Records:
········

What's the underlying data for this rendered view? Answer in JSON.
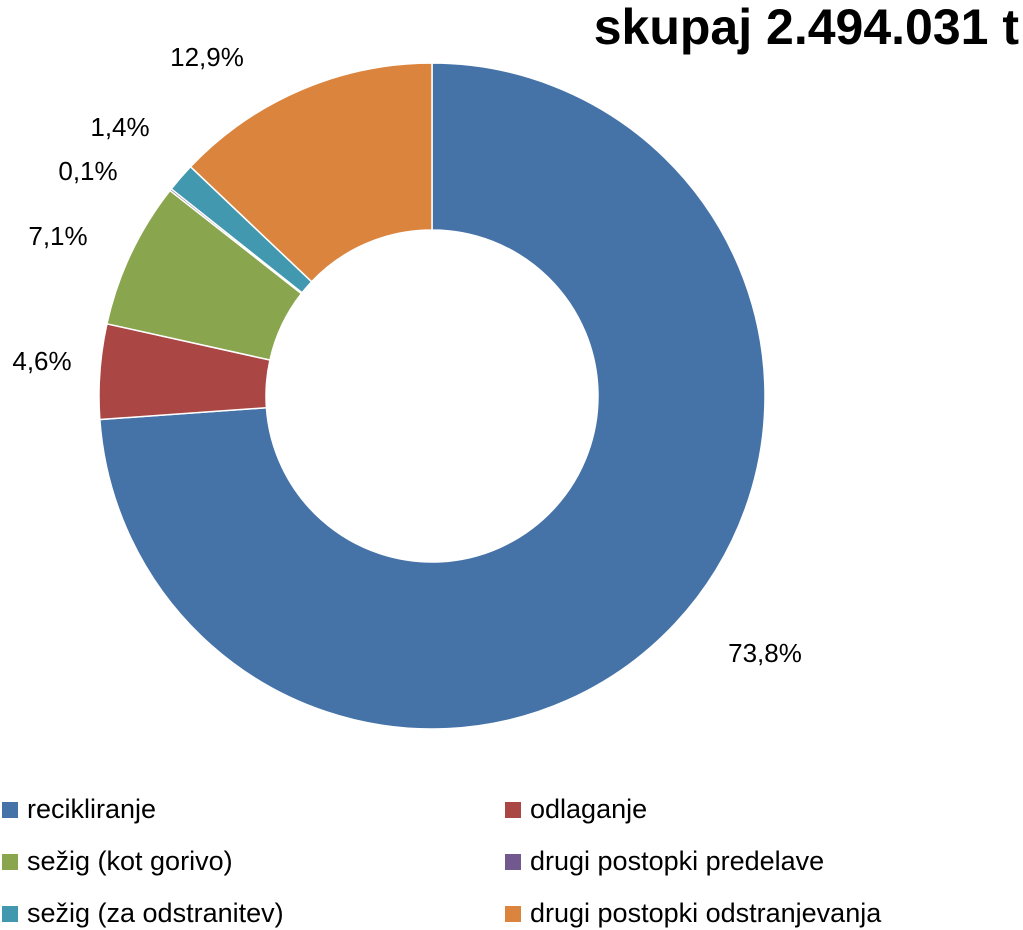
{
  "chart_data": {
    "type": "donut",
    "title": "skupaj 2.494.031 t",
    "series": [
      {
        "name": "recikliranje",
        "value": 73.8,
        "label": "73,8%",
        "color": "#4572A7"
      },
      {
        "name": "odlaganje",
        "value": 4.6,
        "label": "4,6%",
        "color": "#AA4643"
      },
      {
        "name": "sežig (kot gorivo)",
        "value": 7.1,
        "label": "7,1%",
        "color": "#89A54E"
      },
      {
        "name": "drugi postopki predelave",
        "value": 0.1,
        "label": "0,1%",
        "color": "#71588F"
      },
      {
        "name": "sežig (za odstranitev)",
        "value": 1.4,
        "label": "1,4%",
        "color": "#4198AF"
      },
      {
        "name": "drugi postopki odstranjevanja",
        "value": 12.9,
        "label": "12,9%",
        "color": "#DB843D"
      }
    ],
    "legend_position": "bottom"
  }
}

········

## Problem to work on
Filter the records for lines holding the string "postopki". Copy each one.

## Full solution
        "name": "drugi postopki predelave",
        "name": "drugi postopki odstranjevanja",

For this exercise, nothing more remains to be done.